TO DO:
Copy every one of the following entries word for word, keeping each line unchanged.

----- TASK MATERIAL -----

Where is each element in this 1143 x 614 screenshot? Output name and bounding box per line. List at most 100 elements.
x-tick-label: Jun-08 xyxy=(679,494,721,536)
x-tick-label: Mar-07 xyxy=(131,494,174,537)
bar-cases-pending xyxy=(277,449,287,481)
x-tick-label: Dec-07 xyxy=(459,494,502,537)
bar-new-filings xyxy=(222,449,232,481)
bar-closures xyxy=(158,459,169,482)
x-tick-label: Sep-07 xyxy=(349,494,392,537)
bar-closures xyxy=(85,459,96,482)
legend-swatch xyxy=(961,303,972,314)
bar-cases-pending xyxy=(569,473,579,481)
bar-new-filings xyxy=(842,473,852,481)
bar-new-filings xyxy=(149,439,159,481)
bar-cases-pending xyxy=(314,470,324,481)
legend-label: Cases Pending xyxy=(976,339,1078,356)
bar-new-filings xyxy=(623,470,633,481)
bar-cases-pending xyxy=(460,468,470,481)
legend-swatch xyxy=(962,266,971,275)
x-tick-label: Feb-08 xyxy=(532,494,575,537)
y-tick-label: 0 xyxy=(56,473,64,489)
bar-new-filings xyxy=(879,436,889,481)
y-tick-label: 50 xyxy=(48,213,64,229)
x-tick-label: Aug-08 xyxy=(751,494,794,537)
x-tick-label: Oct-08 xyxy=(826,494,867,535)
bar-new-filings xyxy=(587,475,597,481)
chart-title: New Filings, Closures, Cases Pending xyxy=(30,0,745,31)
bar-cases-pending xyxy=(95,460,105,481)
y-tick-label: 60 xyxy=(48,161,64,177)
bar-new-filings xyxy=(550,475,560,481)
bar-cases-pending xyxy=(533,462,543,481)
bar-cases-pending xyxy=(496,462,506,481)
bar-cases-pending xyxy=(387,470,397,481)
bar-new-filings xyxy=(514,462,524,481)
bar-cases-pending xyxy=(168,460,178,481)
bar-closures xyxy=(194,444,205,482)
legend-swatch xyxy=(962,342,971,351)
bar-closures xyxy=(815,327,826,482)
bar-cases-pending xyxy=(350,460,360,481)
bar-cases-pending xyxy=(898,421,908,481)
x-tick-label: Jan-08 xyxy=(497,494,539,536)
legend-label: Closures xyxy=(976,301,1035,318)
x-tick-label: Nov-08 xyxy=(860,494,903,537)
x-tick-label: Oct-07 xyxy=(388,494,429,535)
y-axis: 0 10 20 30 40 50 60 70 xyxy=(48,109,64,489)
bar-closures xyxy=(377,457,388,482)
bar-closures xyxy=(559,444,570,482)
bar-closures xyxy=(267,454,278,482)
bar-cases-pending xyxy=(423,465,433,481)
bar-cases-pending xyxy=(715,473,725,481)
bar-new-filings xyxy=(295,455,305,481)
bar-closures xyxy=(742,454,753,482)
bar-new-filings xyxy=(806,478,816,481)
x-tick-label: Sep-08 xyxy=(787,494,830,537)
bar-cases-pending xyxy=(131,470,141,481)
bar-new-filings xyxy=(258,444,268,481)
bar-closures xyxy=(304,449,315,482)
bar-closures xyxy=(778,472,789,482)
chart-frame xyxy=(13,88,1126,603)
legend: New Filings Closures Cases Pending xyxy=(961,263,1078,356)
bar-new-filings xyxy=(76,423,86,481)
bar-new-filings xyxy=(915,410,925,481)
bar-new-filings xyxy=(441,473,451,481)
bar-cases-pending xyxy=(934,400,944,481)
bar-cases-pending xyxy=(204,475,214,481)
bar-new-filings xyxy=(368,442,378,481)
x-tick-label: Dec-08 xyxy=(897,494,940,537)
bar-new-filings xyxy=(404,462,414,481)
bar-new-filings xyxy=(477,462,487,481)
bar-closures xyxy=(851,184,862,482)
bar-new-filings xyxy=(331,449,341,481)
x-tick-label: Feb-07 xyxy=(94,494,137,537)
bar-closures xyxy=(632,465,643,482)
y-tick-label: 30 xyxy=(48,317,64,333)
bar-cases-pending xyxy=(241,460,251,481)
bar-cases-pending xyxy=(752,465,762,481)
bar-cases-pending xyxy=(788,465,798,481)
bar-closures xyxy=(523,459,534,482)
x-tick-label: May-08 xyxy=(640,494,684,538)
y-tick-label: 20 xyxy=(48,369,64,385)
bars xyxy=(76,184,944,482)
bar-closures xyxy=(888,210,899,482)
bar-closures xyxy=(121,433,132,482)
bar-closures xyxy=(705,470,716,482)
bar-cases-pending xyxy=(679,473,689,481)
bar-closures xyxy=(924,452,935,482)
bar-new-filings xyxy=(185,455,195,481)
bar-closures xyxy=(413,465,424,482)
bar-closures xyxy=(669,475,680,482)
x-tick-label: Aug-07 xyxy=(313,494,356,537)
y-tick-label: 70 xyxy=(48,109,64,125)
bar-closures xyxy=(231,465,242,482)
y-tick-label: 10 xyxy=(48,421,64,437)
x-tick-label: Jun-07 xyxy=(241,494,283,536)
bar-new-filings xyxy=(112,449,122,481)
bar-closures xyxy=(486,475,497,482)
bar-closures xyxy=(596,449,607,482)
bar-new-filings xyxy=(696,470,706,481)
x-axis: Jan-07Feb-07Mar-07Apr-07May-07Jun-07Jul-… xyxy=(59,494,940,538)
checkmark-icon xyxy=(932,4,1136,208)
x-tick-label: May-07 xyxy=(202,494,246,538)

-----

OUTPUT BELOW:
Where is each element in this 1143 x 614 screenshot? Output name and bounding box per line. List at most 100 elements.
x-tick-label: Jun-08 xyxy=(679,494,721,536)
x-tick-label: Mar-07 xyxy=(131,494,174,537)
bar-cases-pending xyxy=(277,449,287,481)
x-tick-label: Dec-07 xyxy=(459,494,502,537)
bar-new-filings xyxy=(222,449,232,481)
bar-closures xyxy=(158,459,169,482)
x-tick-label: Sep-07 xyxy=(349,494,392,537)
bar-closures xyxy=(85,459,96,482)
legend-swatch xyxy=(961,303,972,314)
bar-cases-pending xyxy=(569,473,579,481)
bar-new-filings xyxy=(842,473,852,481)
bar-new-filings xyxy=(149,439,159,481)
bar-cases-pending xyxy=(314,470,324,481)
legend-label: Cases Pending xyxy=(976,339,1078,356)
bar-new-filings xyxy=(623,470,633,481)
bar-cases-pending xyxy=(460,468,470,481)
legend-swatch xyxy=(962,266,971,275)
x-tick-label: Feb-08 xyxy=(532,494,575,537)
y-tick-label: 0 xyxy=(56,473,64,489)
bar-new-filings xyxy=(879,436,889,481)
y-tick-label: 50 xyxy=(48,213,64,229)
x-tick-label: Aug-08 xyxy=(751,494,794,537)
x-tick-label: Oct-08 xyxy=(826,494,867,535)
bar-new-filings xyxy=(587,475,597,481)
chart-title: New Filings, Closures, Cases Pending xyxy=(30,0,745,31)
bar-cases-pending xyxy=(95,460,105,481)
y-tick-label: 60 xyxy=(48,161,64,177)
bar-new-filings xyxy=(550,475,560,481)
bar-cases-pending xyxy=(533,462,543,481)
bar-cases-pending xyxy=(496,462,506,481)
bar-cases-pending xyxy=(387,470,397,481)
bar-new-filings xyxy=(514,462,524,481)
bar-cases-pending xyxy=(168,460,178,481)
bar-closures xyxy=(194,444,205,482)
legend-swatch xyxy=(962,342,971,351)
bar-closures xyxy=(815,327,826,482)
bar-cases-pending xyxy=(350,460,360,481)
bar-cases-pending xyxy=(898,421,908,481)
x-tick-label: Jan-08 xyxy=(497,494,539,536)
legend-label: Closures xyxy=(976,301,1035,318)
x-tick-label: Nov-08 xyxy=(860,494,903,537)
x-tick-label: Oct-07 xyxy=(388,494,429,535)
y-axis: 0 10 20 30 40 50 60 70 xyxy=(48,109,64,489)
bar-closures xyxy=(377,457,388,482)
bar-closures xyxy=(559,444,570,482)
bar-closures xyxy=(267,454,278,482)
bar-cases-pending xyxy=(423,465,433,481)
bar-cases-pending xyxy=(715,473,725,481)
bar-new-filings xyxy=(295,455,305,481)
bar-closures xyxy=(742,454,753,482)
bar-new-filings xyxy=(806,478,816,481)
x-tick-label: Sep-08 xyxy=(787,494,830,537)
bar-cases-pending xyxy=(131,470,141,481)
bar-new-filings xyxy=(258,444,268,481)
bar-closures xyxy=(304,449,315,482)
bar-closures xyxy=(778,472,789,482)
chart-frame xyxy=(13,88,1126,603)
legend: New Filings Closures Cases Pending xyxy=(961,263,1078,356)
bar-new-filings xyxy=(76,423,86,481)
bar-new-filings xyxy=(915,410,925,481)
bar-new-filings xyxy=(441,473,451,481)
bar-cases-pending xyxy=(934,400,944,481)
bar-cases-pending xyxy=(204,475,214,481)
bar-new-filings xyxy=(368,442,378,481)
x-tick-label: Dec-08 xyxy=(897,494,940,537)
bar-new-filings xyxy=(404,462,414,481)
bar-new-filings xyxy=(477,462,487,481)
bar-closures xyxy=(851,184,862,482)
bar-new-filings xyxy=(331,449,341,481)
x-tick-label: Feb-07 xyxy=(94,494,137,537)
bar-closures xyxy=(632,465,643,482)
y-tick-label: 30 xyxy=(48,317,64,333)
bar-cases-pending xyxy=(241,460,251,481)
bar-cases-pending xyxy=(752,465,762,481)
bar-cases-pending xyxy=(788,465,798,481)
bar-closures xyxy=(523,459,534,482)
x-tick-label: May-08 xyxy=(640,494,684,538)
y-tick-label: 20 xyxy=(48,369,64,385)
bars xyxy=(76,184,944,482)
bar-closures xyxy=(888,210,899,482)
bar-closures xyxy=(121,433,132,482)
bar-closures xyxy=(705,470,716,482)
bar-cases-pending xyxy=(679,473,689,481)
bar-closures xyxy=(924,452,935,482)
bar-new-filings xyxy=(185,455,195,481)
bar-closures xyxy=(413,465,424,482)
bar-closures xyxy=(669,475,680,482)
x-tick-label: Aug-07 xyxy=(313,494,356,537)
y-tick-label: 70 xyxy=(48,109,64,125)
bar-closures xyxy=(231,465,242,482)
y-tick-label: 10 xyxy=(48,421,64,437)
x-tick-label: Jun-07 xyxy=(241,494,283,536)
bar-new-filings xyxy=(112,449,122,481)
bar-closures xyxy=(486,475,497,482)
bar-closures xyxy=(596,449,607,482)
bar-new-filings xyxy=(696,470,706,481)
x-axis: Jan-07Feb-07Mar-07Apr-07May-07Jun-07Jul-… xyxy=(59,494,940,538)
checkmark-icon xyxy=(932,4,1136,208)
x-tick-label: May-07 xyxy=(202,494,246,538)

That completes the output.